In the listing that follows, count each line where the word "diffusivity" appears; write nothing but the count.

_SUPPLIED INFORMATION:_
START
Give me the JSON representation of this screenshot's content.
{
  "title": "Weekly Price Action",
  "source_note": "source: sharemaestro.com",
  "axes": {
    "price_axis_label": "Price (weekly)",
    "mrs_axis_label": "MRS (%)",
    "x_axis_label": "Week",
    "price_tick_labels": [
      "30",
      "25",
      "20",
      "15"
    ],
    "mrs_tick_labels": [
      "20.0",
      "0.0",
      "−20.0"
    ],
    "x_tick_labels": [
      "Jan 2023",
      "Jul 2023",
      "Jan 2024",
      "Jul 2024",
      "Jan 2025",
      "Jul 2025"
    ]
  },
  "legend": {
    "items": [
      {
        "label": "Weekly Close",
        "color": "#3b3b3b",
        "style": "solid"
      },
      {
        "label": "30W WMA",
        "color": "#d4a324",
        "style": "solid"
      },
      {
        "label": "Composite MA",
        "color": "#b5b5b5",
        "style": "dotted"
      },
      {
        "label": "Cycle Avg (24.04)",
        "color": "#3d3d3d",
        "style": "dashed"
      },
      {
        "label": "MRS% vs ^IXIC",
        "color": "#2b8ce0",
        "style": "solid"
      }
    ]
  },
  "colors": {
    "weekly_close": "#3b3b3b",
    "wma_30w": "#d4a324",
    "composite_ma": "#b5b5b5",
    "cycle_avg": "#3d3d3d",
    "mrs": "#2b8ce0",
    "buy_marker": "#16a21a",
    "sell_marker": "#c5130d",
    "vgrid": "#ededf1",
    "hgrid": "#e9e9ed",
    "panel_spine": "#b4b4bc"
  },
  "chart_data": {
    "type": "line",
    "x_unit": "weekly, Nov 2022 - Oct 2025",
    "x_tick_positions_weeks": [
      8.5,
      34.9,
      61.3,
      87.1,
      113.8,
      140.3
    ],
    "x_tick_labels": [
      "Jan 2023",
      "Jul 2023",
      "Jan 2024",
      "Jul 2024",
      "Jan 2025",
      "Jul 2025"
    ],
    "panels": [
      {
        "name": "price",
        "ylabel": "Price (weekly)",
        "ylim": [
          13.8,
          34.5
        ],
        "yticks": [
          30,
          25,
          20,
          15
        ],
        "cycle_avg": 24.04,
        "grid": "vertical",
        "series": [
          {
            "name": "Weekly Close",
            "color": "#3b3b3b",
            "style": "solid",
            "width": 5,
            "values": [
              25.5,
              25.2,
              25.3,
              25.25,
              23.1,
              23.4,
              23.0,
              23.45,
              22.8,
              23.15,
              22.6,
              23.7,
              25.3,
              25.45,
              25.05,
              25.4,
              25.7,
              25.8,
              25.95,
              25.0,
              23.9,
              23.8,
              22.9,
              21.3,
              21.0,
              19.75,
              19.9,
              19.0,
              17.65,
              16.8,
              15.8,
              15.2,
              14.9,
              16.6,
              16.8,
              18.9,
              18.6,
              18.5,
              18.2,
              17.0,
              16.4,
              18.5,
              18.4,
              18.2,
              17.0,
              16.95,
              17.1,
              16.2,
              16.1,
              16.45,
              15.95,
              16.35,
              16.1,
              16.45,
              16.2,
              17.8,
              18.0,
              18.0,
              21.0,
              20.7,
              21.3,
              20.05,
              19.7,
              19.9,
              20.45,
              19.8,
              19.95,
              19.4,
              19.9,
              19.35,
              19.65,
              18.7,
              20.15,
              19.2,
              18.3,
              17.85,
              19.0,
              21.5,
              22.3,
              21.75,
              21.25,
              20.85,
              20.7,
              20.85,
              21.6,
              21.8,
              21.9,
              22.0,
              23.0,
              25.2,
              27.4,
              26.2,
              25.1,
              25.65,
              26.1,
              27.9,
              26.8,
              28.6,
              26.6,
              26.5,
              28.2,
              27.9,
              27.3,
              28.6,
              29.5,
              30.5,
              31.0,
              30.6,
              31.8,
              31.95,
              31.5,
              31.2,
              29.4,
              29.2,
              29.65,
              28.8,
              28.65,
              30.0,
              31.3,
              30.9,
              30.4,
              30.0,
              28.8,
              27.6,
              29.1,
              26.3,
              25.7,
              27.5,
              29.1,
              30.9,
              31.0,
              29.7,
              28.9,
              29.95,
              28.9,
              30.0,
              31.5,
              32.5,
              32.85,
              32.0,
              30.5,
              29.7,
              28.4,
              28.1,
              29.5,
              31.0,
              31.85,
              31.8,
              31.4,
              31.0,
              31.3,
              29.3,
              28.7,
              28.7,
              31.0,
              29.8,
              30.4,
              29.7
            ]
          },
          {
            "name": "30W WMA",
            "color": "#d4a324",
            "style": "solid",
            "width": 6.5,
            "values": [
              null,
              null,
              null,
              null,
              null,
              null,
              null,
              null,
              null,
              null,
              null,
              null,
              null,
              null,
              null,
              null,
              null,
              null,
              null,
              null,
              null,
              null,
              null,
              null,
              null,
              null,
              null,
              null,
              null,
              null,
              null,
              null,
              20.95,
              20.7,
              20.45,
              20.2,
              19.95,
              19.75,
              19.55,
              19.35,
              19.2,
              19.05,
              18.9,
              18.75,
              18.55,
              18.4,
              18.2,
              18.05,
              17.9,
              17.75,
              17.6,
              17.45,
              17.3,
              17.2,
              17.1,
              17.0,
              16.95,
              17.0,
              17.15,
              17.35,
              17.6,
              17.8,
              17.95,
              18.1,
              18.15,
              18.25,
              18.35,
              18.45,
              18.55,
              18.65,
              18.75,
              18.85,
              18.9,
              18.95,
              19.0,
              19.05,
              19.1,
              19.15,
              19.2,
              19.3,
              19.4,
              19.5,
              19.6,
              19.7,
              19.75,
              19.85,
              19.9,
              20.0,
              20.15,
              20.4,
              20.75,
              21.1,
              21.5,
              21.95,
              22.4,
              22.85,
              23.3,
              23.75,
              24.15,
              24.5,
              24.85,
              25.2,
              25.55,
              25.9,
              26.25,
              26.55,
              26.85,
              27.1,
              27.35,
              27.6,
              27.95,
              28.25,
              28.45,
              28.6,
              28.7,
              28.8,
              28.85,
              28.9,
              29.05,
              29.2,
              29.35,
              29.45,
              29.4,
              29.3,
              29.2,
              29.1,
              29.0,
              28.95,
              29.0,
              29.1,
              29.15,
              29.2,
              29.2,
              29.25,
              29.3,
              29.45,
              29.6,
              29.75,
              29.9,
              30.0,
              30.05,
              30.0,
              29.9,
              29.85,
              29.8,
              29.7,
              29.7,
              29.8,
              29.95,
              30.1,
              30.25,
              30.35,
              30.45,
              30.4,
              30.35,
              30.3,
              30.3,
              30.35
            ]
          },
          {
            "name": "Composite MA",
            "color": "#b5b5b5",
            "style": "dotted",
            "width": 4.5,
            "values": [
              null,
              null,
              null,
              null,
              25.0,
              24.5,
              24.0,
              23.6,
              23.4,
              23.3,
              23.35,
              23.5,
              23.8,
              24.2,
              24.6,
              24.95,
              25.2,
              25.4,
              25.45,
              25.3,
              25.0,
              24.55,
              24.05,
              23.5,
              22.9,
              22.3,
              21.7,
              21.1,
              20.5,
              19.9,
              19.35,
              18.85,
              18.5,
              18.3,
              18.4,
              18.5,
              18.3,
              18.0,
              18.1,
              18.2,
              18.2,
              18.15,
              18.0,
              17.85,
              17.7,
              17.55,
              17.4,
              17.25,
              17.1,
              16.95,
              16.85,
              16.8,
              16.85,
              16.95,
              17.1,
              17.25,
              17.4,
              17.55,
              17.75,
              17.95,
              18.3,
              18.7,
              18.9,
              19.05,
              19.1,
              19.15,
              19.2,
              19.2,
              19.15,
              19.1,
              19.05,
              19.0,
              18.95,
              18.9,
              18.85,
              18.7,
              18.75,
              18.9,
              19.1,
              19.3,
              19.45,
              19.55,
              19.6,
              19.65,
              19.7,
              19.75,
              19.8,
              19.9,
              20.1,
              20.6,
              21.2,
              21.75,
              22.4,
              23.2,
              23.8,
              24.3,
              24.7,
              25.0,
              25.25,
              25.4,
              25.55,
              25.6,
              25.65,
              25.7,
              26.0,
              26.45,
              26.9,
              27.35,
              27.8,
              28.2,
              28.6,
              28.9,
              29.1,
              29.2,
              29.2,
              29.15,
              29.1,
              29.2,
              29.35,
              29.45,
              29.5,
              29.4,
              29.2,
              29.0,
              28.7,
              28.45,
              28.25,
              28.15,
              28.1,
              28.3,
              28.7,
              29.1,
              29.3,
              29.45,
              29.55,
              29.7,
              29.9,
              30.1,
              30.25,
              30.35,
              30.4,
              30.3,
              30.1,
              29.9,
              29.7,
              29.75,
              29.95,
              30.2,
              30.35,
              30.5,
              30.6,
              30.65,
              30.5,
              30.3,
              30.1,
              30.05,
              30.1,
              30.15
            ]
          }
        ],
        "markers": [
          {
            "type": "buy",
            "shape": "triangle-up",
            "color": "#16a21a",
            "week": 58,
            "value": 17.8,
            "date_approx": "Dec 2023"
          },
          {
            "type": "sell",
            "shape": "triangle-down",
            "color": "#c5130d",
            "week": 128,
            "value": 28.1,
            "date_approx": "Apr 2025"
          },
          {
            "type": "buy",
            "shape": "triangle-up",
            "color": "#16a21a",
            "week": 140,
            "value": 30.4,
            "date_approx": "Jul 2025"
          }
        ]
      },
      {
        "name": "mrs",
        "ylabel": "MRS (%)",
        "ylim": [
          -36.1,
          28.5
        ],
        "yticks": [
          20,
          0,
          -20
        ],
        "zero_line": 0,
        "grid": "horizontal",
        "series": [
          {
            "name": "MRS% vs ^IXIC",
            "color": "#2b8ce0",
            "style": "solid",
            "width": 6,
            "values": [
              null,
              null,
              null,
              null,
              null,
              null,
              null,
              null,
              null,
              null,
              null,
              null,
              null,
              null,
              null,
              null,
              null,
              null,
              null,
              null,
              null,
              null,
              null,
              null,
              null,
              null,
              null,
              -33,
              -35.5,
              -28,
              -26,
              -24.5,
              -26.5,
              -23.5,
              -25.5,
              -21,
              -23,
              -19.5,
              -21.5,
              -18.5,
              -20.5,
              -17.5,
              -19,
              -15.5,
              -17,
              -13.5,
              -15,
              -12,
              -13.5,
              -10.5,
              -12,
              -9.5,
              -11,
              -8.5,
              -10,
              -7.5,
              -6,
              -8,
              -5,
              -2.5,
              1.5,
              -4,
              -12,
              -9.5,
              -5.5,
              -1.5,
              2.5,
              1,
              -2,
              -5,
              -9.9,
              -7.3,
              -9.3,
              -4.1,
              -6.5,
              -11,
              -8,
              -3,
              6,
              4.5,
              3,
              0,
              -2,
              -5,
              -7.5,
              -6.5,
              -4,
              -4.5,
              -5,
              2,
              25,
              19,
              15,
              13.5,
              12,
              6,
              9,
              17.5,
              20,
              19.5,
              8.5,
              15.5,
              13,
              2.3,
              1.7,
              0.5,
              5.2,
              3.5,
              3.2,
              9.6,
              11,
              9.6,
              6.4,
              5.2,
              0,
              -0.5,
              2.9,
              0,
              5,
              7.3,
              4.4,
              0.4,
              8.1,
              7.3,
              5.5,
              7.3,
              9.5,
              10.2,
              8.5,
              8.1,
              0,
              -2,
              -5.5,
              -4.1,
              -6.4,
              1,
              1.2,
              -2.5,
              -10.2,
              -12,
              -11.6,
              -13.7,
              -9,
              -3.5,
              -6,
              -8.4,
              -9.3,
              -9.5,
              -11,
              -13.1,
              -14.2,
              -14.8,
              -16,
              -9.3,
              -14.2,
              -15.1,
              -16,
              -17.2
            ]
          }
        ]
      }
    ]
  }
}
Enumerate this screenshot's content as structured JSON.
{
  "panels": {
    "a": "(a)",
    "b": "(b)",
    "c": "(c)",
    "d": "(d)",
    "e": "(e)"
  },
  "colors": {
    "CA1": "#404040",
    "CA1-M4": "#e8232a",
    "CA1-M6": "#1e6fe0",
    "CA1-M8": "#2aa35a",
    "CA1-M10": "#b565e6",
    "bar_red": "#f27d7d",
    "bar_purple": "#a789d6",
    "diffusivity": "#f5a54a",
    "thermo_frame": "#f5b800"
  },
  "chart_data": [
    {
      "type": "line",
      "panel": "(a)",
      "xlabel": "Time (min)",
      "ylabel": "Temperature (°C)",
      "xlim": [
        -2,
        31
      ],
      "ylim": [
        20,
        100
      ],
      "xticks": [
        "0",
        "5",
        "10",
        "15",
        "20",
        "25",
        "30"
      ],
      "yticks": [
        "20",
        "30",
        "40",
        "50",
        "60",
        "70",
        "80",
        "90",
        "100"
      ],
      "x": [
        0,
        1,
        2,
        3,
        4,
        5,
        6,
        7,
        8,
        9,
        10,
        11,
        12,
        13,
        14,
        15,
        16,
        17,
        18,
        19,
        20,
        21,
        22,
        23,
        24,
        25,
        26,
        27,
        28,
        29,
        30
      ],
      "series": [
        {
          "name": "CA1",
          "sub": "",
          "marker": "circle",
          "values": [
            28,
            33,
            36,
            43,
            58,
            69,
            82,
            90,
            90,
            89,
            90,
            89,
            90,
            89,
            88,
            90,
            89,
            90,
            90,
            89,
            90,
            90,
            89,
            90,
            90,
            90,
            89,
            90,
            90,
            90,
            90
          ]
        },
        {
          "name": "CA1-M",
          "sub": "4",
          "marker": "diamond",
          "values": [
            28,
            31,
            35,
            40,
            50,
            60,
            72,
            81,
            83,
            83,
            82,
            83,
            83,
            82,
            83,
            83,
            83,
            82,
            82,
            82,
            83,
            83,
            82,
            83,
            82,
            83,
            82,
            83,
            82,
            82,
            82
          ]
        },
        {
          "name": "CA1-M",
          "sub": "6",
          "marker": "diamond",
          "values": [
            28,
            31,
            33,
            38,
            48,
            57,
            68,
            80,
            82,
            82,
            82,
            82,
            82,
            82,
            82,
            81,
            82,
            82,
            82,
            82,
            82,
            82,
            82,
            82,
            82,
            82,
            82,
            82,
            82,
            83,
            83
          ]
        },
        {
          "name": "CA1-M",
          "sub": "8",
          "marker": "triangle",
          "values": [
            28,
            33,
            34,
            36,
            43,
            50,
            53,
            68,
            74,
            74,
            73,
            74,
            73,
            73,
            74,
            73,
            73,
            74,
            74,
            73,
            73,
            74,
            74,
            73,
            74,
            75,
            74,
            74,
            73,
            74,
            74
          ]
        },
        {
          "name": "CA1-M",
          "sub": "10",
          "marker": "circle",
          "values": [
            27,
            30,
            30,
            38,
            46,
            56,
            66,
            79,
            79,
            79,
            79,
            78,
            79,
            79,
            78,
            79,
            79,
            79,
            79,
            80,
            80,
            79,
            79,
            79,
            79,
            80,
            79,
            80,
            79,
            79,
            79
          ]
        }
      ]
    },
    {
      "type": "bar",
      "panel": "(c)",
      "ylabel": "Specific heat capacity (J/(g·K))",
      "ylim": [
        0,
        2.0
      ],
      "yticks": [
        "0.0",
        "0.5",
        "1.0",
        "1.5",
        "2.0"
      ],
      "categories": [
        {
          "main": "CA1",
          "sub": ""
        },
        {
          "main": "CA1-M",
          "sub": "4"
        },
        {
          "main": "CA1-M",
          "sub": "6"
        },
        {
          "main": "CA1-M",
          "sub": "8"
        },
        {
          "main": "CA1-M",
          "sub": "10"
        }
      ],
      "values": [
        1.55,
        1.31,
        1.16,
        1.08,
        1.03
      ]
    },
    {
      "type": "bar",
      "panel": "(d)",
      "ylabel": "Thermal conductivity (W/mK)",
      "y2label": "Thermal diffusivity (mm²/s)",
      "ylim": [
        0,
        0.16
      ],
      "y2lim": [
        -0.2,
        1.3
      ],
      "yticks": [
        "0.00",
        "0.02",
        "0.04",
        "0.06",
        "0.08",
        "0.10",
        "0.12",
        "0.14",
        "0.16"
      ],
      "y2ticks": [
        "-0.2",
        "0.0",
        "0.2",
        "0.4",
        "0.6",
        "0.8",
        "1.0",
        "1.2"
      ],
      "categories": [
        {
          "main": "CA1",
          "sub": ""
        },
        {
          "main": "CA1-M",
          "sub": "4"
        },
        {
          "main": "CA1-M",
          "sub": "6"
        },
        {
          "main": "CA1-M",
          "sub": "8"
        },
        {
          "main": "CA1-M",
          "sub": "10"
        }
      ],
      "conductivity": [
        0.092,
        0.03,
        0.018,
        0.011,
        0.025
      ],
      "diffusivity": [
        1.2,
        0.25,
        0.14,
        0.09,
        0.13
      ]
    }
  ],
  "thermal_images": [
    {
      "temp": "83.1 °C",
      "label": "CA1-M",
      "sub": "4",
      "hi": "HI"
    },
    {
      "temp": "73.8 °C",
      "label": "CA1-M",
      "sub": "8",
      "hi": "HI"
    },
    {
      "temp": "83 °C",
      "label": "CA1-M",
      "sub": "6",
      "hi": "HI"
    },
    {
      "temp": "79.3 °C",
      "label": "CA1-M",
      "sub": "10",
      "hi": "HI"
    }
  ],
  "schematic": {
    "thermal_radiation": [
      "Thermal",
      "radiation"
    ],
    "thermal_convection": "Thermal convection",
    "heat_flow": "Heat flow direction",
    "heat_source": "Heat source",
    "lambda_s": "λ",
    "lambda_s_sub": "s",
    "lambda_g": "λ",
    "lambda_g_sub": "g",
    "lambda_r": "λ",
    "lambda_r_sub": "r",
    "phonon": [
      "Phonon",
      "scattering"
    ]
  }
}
END
_EXERCISE SOLUTION:_
3